> PROBLEM: In the listing below, find every line with the string "Output" and pull it out.

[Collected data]
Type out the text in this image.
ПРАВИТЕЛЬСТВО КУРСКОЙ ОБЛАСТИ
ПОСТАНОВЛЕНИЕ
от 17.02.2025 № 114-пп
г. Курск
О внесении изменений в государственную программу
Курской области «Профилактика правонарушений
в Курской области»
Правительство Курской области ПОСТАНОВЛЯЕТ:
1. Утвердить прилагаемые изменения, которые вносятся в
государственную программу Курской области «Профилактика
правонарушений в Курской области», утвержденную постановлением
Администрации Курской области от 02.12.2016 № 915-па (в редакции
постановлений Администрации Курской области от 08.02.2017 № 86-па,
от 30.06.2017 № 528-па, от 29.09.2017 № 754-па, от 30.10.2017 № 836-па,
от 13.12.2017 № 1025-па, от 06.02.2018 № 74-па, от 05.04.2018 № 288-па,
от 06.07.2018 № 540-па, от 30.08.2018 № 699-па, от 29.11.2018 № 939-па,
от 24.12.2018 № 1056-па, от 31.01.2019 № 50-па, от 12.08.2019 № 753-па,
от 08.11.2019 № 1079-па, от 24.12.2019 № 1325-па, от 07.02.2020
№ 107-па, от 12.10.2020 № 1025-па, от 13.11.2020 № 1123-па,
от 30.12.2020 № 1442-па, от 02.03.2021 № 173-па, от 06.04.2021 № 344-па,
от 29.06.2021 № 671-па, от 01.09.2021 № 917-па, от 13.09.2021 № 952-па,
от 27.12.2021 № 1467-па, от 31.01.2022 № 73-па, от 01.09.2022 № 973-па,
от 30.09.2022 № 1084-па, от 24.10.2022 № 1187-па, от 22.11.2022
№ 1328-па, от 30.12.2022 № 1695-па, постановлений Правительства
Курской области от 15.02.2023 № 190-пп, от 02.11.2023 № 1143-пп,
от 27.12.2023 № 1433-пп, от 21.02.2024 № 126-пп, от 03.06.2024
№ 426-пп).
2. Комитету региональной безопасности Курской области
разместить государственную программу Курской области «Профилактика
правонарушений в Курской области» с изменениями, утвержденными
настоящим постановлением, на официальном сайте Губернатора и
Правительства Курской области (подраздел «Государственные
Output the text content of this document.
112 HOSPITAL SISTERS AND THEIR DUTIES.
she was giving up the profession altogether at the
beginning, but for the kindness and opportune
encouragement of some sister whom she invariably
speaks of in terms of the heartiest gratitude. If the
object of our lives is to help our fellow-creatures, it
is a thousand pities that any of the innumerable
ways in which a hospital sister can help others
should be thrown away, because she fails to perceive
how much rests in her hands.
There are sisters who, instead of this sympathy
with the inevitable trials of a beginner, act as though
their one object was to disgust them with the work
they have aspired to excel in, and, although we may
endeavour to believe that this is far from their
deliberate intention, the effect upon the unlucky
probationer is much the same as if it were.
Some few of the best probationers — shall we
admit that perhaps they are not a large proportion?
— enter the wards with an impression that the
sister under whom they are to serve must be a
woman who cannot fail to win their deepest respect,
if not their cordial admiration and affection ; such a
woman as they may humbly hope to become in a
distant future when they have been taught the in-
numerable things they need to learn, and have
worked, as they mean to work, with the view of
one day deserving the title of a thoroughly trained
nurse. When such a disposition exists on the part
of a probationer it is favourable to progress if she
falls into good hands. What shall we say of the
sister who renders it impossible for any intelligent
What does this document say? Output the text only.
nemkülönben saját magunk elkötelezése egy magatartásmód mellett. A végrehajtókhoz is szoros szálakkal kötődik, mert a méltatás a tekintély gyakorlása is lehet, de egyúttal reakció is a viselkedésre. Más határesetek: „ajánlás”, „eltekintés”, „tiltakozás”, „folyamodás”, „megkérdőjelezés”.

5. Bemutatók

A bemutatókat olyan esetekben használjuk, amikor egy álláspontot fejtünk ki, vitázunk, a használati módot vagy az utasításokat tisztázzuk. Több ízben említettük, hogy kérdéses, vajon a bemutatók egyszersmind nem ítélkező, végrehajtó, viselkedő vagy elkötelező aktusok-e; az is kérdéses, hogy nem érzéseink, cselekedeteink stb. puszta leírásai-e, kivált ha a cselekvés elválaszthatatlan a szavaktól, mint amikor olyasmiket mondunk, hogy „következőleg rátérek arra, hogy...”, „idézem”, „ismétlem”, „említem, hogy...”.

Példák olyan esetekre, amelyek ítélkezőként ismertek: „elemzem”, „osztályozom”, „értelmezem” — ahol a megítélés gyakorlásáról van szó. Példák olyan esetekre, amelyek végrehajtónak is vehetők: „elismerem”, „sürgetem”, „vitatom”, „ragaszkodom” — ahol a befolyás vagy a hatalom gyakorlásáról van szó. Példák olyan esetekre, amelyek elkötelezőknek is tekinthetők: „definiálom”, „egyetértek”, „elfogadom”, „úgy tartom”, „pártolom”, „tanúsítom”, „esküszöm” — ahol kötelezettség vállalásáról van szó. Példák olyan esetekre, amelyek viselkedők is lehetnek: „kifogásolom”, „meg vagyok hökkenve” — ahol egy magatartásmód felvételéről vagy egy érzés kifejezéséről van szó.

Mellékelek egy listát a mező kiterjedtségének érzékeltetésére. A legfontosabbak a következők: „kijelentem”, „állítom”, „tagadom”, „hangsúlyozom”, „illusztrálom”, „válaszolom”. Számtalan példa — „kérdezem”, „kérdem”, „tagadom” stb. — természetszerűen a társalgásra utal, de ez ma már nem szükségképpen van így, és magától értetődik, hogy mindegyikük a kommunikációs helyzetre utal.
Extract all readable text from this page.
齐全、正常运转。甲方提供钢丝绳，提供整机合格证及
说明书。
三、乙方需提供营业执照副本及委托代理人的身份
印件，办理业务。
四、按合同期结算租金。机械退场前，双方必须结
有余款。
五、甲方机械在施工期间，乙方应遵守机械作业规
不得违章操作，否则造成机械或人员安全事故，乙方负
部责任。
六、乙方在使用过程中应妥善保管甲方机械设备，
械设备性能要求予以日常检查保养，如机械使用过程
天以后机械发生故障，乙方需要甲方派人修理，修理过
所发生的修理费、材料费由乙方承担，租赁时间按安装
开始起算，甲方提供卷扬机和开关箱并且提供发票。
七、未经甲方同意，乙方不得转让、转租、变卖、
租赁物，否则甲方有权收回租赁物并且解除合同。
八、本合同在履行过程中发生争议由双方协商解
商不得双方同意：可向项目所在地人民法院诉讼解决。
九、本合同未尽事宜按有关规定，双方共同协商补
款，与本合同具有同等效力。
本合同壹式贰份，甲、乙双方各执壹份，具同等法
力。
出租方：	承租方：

> FULL ANSWER:
Output the text content of this document.
What does this document say? Output the text only.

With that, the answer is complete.